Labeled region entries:

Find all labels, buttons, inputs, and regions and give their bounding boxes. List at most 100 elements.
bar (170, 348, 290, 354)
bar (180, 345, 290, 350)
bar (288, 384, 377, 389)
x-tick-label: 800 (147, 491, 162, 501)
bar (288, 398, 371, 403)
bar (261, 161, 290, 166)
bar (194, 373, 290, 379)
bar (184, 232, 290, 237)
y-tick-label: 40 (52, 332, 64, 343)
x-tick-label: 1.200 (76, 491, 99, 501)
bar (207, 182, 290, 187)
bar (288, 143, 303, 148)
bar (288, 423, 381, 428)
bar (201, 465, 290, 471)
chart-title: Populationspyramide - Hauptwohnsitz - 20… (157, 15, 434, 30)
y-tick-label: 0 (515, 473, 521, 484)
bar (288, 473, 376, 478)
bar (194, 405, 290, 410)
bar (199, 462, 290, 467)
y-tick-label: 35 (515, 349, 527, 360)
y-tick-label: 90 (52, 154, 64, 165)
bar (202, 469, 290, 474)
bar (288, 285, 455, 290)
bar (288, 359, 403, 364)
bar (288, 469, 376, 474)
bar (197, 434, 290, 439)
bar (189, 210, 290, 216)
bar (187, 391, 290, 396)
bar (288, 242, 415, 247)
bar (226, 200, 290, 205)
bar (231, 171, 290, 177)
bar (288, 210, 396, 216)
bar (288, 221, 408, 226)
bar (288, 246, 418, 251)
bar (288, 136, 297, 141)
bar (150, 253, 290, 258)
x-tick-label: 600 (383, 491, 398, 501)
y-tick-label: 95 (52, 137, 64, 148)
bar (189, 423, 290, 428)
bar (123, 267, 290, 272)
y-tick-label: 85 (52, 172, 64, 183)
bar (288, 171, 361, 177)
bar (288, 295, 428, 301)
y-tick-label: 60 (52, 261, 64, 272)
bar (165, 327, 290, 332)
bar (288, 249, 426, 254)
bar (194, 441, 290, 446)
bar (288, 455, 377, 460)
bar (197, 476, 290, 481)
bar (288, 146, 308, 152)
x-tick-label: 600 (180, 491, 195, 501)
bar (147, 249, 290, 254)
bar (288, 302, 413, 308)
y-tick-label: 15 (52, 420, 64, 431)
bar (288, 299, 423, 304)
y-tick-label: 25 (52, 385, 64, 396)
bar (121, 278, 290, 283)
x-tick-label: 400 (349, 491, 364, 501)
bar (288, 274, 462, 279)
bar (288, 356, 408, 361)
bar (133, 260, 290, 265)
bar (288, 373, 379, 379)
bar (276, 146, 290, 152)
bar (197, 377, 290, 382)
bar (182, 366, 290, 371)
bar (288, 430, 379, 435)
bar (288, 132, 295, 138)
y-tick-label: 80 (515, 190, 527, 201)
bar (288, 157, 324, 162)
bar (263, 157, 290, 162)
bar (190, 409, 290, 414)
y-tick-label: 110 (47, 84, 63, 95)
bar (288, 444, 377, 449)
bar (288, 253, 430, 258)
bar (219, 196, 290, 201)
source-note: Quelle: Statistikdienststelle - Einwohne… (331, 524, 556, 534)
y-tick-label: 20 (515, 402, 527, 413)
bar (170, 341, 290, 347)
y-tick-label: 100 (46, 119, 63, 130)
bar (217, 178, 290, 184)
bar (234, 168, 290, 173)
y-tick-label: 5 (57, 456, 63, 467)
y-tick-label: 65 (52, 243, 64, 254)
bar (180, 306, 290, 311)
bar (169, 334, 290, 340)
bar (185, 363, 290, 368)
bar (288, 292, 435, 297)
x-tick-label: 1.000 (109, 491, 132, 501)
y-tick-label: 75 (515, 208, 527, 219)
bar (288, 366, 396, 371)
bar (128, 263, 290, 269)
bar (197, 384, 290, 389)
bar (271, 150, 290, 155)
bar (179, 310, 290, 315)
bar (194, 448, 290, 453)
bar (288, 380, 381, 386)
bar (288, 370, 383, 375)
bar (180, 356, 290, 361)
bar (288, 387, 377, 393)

EXERCISE BRIEF: Quote every line of the material above verbatim, from the first line through the last.

RESPONSE BELOW:
Find all labels, buttons, inputs, and regions and give their bounding boxes. List at most 100 elements.
bar (170, 348, 290, 354)
bar (180, 345, 290, 350)
bar (288, 384, 377, 389)
x-tick-label: 800 (147, 491, 162, 501)
bar (288, 398, 371, 403)
bar (261, 161, 290, 166)
bar (194, 373, 290, 379)
bar (184, 232, 290, 237)
y-tick-label: 40 (52, 332, 64, 343)
x-tick-label: 1.200 (76, 491, 99, 501)
bar (207, 182, 290, 187)
bar (288, 143, 303, 148)
bar (288, 423, 381, 428)
bar (201, 465, 290, 471)
chart-title: Populationspyramide - Hauptwohnsitz - 20… (157, 15, 434, 30)
y-tick-label: 0 (515, 473, 521, 484)
bar (288, 473, 376, 478)
bar (194, 405, 290, 410)
bar (199, 462, 290, 467)
y-tick-label: 35 (515, 349, 527, 360)
y-tick-label: 90 (52, 154, 64, 165)
bar (202, 469, 290, 474)
bar (288, 285, 455, 290)
bar (288, 359, 403, 364)
bar (288, 469, 376, 474)
bar (197, 434, 290, 439)
bar (189, 210, 290, 216)
bar (187, 391, 290, 396)
bar (288, 242, 415, 247)
bar (226, 200, 290, 205)
bar (231, 171, 290, 177)
bar (288, 210, 396, 216)
bar (288, 221, 408, 226)
bar (288, 246, 418, 251)
bar (288, 136, 297, 141)
bar (150, 253, 290, 258)
x-tick-label: 600 (383, 491, 398, 501)
y-tick-label: 95 (52, 137, 64, 148)
bar (189, 423, 290, 428)
bar (123, 267, 290, 272)
y-tick-label: 85 (52, 172, 64, 183)
bar (288, 171, 361, 177)
bar (288, 295, 428, 301)
y-tick-label: 60 (52, 261, 64, 272)
bar (165, 327, 290, 332)
bar (288, 249, 426, 254)
bar (194, 441, 290, 446)
bar (288, 455, 377, 460)
bar (197, 476, 290, 481)
bar (288, 146, 308, 152)
x-tick-label: 600 (180, 491, 195, 501)
bar (147, 249, 290, 254)
bar (288, 302, 413, 308)
y-tick-label: 15 (52, 420, 64, 431)
bar (288, 299, 423, 304)
y-tick-label: 25 (52, 385, 64, 396)
bar (121, 278, 290, 283)
x-tick-label: 400 (349, 491, 364, 501)
bar (288, 274, 462, 279)
bar (288, 356, 408, 361)
bar (133, 260, 290, 265)
bar (288, 373, 379, 379)
bar (276, 146, 290, 152)
bar (197, 377, 290, 382)
bar (182, 366, 290, 371)
bar (288, 430, 379, 435)
bar (288, 132, 295, 138)
y-tick-label: 80 (515, 190, 527, 201)
bar (288, 157, 324, 162)
bar (263, 157, 290, 162)
bar (190, 409, 290, 414)
y-tick-label: 110 (47, 84, 63, 95)
bar (288, 444, 377, 449)
bar (288, 253, 430, 258)
bar (219, 196, 290, 201)
source-note: Quelle: Statistikdienststelle - Einwohne… (331, 524, 556, 534)
y-tick-label: 20 (515, 402, 527, 413)
bar (170, 341, 290, 347)
y-tick-label: 100 (46, 119, 63, 130)
bar (217, 178, 290, 184)
bar (234, 168, 290, 173)
y-tick-label: 5 (57, 456, 63, 467)
y-tick-label: 65 (52, 243, 64, 254)
bar (180, 306, 290, 311)
bar (169, 334, 290, 340)
bar (185, 363, 290, 368)
bar (288, 292, 435, 297)
x-tick-label: 1.000 (109, 491, 132, 501)
y-tick-label: 75 (515, 208, 527, 219)
bar (288, 366, 396, 371)
bar (128, 263, 290, 269)
bar (197, 384, 290, 389)
bar (271, 150, 290, 155)
bar (179, 310, 290, 315)
bar (194, 448, 290, 453)
bar (288, 380, 381, 386)
bar (288, 370, 383, 375)
bar (180, 356, 290, 361)
bar (288, 387, 377, 393)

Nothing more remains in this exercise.